Items from a data source:
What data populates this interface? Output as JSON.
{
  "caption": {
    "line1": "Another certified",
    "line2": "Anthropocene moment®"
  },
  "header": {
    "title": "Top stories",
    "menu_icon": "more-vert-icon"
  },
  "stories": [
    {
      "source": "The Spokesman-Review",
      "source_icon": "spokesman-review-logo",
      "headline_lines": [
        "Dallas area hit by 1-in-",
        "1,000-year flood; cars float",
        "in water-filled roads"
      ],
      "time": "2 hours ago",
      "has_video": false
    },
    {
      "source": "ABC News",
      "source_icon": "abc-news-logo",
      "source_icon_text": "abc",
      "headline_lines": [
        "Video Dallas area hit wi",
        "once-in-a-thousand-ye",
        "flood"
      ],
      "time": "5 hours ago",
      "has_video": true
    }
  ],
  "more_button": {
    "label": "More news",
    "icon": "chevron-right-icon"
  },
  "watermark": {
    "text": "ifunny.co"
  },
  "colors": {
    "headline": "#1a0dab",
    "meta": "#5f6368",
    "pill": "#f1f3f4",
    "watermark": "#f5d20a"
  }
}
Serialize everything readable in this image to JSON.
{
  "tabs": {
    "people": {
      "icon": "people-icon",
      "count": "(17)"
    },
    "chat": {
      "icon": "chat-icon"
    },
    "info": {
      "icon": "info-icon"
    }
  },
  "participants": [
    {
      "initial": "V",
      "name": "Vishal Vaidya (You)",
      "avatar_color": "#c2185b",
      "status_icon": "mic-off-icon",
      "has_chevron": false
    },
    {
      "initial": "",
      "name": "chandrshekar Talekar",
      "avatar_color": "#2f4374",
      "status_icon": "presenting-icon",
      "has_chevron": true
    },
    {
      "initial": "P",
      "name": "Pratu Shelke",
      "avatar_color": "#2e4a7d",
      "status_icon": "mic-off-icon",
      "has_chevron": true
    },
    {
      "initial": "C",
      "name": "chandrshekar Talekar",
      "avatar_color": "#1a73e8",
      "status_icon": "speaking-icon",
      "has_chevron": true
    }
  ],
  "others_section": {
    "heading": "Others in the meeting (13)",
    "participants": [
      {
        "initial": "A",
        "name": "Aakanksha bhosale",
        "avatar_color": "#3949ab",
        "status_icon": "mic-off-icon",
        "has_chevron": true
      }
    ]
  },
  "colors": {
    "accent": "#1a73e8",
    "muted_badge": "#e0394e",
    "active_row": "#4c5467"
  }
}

--

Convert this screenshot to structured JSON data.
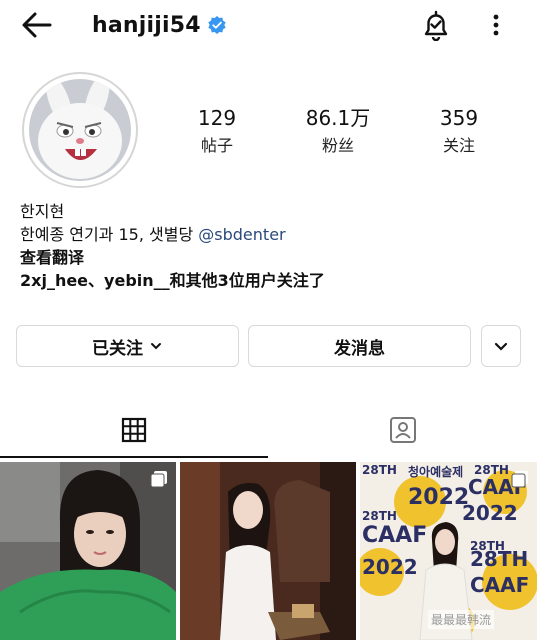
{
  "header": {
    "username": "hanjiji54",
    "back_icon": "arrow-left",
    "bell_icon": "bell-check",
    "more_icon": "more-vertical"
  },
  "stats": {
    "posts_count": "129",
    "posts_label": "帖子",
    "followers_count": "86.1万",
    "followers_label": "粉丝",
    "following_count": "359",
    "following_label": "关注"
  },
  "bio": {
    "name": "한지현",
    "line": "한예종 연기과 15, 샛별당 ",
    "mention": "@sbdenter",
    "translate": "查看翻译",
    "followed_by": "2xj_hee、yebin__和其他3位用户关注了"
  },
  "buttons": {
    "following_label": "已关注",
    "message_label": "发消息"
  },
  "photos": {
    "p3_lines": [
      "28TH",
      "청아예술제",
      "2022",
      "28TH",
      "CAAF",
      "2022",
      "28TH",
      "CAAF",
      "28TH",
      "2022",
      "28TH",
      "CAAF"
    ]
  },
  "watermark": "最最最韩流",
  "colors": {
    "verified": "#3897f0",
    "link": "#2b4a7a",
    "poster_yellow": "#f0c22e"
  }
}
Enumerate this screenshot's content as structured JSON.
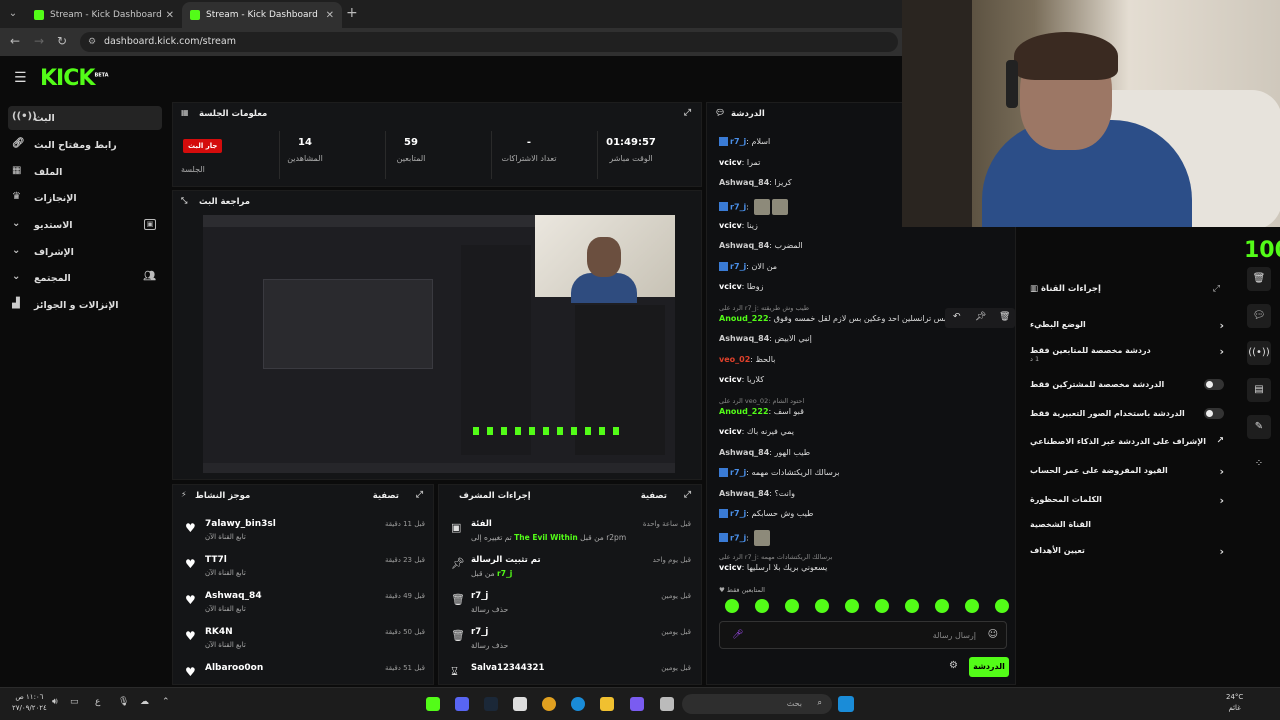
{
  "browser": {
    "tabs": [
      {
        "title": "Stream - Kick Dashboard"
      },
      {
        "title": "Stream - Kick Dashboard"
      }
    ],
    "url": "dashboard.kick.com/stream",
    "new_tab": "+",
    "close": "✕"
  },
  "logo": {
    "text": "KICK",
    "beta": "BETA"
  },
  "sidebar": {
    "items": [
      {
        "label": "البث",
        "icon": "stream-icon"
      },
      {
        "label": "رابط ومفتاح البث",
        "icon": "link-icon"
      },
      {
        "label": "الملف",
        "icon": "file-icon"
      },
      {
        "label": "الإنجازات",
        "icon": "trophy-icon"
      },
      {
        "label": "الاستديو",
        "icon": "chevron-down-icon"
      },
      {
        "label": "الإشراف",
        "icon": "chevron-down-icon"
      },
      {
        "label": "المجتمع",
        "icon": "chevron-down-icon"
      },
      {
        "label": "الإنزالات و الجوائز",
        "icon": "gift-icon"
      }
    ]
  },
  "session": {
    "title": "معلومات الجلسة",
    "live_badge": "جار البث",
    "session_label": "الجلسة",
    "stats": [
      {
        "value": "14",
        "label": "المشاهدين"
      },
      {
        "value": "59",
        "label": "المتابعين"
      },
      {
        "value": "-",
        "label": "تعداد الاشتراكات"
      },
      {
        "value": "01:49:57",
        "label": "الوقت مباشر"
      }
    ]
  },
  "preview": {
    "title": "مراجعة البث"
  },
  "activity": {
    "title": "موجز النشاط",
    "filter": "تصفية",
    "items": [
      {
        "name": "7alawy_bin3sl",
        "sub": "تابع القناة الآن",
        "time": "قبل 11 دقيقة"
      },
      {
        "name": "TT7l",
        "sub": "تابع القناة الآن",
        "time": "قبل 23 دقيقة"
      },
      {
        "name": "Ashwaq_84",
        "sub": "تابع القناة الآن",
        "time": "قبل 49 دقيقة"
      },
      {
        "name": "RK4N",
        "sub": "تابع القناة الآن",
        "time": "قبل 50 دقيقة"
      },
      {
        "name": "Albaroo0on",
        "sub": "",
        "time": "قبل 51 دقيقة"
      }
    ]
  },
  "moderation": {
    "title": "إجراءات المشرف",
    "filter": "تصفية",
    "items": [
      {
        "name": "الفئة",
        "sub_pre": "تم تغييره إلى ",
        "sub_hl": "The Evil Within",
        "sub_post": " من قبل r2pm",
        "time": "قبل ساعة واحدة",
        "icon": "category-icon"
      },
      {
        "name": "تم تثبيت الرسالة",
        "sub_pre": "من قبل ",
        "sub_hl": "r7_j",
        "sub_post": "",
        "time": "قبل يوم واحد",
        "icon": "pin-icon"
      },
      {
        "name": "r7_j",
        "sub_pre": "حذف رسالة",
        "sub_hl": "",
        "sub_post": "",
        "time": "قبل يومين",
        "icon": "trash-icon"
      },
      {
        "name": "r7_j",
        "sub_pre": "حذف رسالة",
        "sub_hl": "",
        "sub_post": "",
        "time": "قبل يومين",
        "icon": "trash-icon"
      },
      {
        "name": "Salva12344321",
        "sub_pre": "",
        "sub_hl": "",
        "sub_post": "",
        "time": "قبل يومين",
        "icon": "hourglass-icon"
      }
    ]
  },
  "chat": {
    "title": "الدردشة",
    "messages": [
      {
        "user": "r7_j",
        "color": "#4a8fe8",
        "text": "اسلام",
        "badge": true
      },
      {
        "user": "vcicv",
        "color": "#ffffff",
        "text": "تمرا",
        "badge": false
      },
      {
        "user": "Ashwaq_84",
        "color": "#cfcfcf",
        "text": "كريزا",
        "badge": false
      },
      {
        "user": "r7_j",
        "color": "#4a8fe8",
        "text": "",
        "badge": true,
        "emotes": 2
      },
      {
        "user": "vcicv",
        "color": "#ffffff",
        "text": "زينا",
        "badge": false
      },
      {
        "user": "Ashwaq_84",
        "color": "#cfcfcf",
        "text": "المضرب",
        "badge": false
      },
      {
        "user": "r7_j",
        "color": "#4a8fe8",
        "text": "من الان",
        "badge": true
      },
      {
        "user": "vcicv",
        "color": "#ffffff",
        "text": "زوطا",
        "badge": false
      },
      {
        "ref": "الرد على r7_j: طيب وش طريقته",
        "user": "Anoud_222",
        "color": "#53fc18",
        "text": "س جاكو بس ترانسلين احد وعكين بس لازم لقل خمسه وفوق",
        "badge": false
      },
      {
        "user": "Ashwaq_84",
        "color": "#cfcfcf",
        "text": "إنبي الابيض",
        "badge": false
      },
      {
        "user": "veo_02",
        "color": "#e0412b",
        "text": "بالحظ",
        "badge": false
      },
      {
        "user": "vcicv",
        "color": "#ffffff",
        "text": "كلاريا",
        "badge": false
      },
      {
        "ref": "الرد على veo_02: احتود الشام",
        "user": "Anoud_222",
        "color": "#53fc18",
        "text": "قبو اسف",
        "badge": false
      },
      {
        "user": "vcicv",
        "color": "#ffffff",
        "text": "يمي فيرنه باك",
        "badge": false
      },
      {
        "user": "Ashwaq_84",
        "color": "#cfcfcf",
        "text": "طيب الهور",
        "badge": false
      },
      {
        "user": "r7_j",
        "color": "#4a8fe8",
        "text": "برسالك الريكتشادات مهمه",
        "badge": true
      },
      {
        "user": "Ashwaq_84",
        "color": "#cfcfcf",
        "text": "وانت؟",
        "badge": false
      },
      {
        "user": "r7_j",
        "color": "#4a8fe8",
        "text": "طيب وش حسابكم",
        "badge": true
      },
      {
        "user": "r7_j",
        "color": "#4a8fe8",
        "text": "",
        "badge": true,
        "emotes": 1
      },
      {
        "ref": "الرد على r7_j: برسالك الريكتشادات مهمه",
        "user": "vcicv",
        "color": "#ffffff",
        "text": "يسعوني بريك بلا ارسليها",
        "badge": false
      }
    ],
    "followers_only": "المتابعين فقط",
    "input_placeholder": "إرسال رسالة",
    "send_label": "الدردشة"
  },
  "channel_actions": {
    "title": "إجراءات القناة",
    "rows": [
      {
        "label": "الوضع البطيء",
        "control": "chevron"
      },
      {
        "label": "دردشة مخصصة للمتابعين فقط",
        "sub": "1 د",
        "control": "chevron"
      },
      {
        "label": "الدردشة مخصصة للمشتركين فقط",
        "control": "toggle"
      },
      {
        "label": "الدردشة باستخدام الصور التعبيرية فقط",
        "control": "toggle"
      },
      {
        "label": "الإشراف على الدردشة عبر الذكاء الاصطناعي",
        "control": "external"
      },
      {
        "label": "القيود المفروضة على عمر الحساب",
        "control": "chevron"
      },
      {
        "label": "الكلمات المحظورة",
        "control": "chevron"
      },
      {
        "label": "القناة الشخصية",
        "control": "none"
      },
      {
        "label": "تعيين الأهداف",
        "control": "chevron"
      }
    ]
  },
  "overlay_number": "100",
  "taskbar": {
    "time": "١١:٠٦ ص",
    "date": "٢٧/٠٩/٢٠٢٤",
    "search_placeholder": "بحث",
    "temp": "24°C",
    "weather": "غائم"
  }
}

▶ What this task involves: Copy out all lines that carry the word "logo".

▶ Response below:
      "source_icon": "spokesman-review-logo",
      "source_icon": "abc-news-logo",
  "logo": {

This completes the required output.